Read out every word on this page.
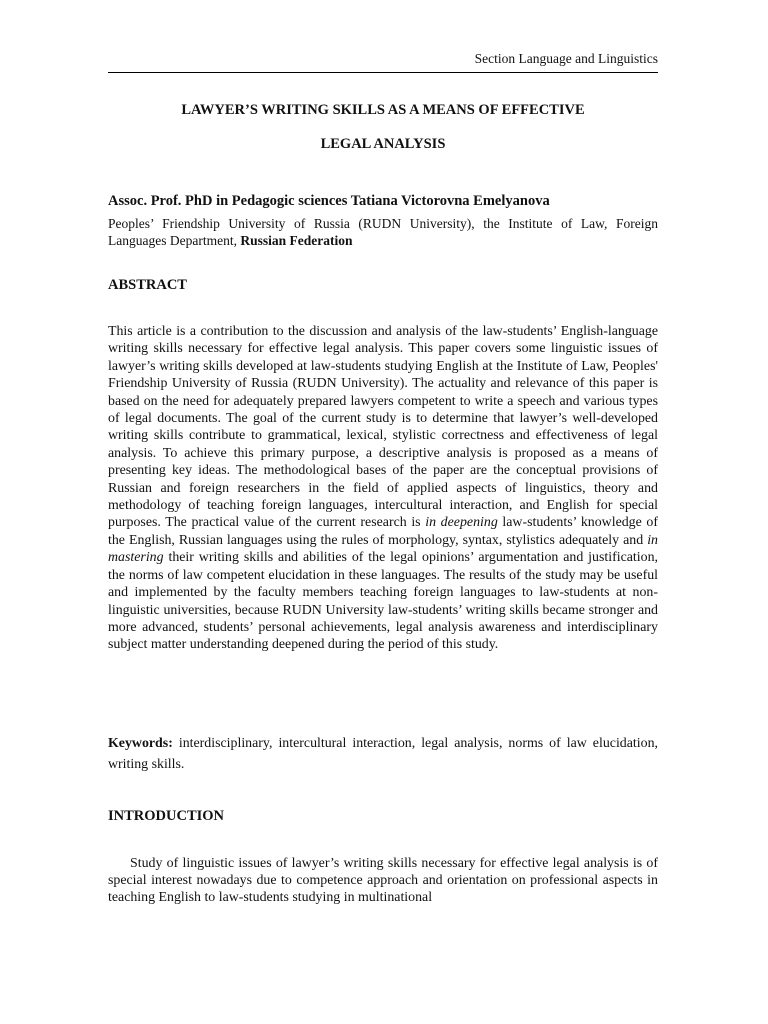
Section Language and Linguistics
LAWYER’S WRITING SKILLS AS A MEANS OF EFFECTIVE
LEGAL ANALYSIS
Assoc. Prof. PhD in Pedagogic sciences Tatiana Victorovna Emelyanova
Peoples’ Friendship University of Russia (RUDN University), the Institute of Law, Foreign Languages Department, Russian Federation
ABSTRACT
This article is a contribution to the discussion and analysis of the law-students’ English-language writing skills necessary for effective legal analysis. This paper covers some linguistic issues of lawyer’s writing skills developed at law-students studying English at the Institute of Law, Peoples' Friendship University of Russia (RUDN University). The actuality and relevance of this paper is based on the need for adequately prepared lawyers competent to write a speech and various types of legal documents. The goal of the current study is to determine that lawyer’s well-developed writing skills contribute to grammatical, lexical, stylistic correctness and effectiveness of legal analysis. To achieve this primary purpose, a descriptive analysis is proposed as a means of presenting key ideas. The methodological bases of the paper are the conceptual provisions of Russian and foreign researchers in the field of applied aspects of linguistics, theory and methodology of teaching foreign languages, intercultural interaction, and English for special purposes. The practical value of the current research is in deepening law-students’ knowledge of the English, Russian languages using the rules of morphology, syntax, stylistics adequately and in mastering their writing skills and abilities of the legal opinions’ argumentation and justification, the norms of law competent elucidation in these languages. The results of the study may be useful and implemented by the faculty members teaching foreign languages to law-students at non-linguistic universities, because RUDN University law-students’ writing skills became stronger and more advanced, students’ personal achievements, legal analysis awareness and interdisciplinary subject matter understanding deepened during the period of this study.
Keywords: interdisciplinary, intercultural interaction, legal analysis, norms of law elucidation, writing skills.
INTRODUCTION
Study of linguistic issues of lawyer’s writing skills necessary for effective legal analysis is of special interest nowadays due to competence approach and orientation on professional aspects in teaching English to law-students studying in multinational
#####
Work required:
Leave out the pictures and reproduce the rest of the listing exactly.

Exercise answer:
Read out every word on this page.
Section Language and Linguistics
LAWYER’S WRITING SKILLS AS A MEANS OF EFFECTIVE
LEGAL ANALYSIS
Assoc. Prof. PhD in Pedagogic sciences Tatiana Victorovna Emelyanova
Peoples’ Friendship University of Russia (RUDN University), the Institute of Law, Foreign Languages Department, Russian Federation
ABSTRACT
This article is a contribution to the discussion and analysis of the law-students’ English-language writing skills necessary for effective legal analysis. This paper covers some linguistic issues of lawyer’s writing skills developed at law-students studying English at the Institute of Law, Peoples' Friendship University of Russia (RUDN University). The actuality and relevance of this paper is based on the need for adequately prepared lawyers competent to write a speech and various types of legal documents. The goal of the current study is to determine that lawyer’s well-developed writing skills contribute to grammatical, lexical, stylistic correctness and effectiveness of legal analysis. To achieve this primary purpose, a descriptive analysis is proposed as a means of presenting key ideas. The methodological bases of the paper are the conceptual provisions of Russian and foreign researchers in the field of applied aspects of linguistics, theory and methodology of teaching foreign languages, intercultural interaction, and English for special purposes. The practical value of the current research is in deepening law-students’ knowledge of the English, Russian languages using the rules of morphology, syntax, stylistics adequately and in mastering their writing skills and abilities of the legal opinions’ argumentation and justification, the norms of law competent elucidation in these languages. The results of the study may be useful and implemented by the faculty members teaching foreign languages to law-students at non-linguistic universities, because RUDN University law-students’ writing skills became stronger and more advanced, students’ personal achievements, legal analysis awareness and interdisciplinary subject matter understanding deepened during the period of this study.
Keywords: interdisciplinary, intercultural interaction, legal analysis, norms of law elucidation, writing skills.
INTRODUCTION
Study of linguistic issues of lawyer’s writing skills necessary for effective legal analysis is of special interest nowadays due to competence approach and orientation on professional aspects in teaching English to law-students studying in multinational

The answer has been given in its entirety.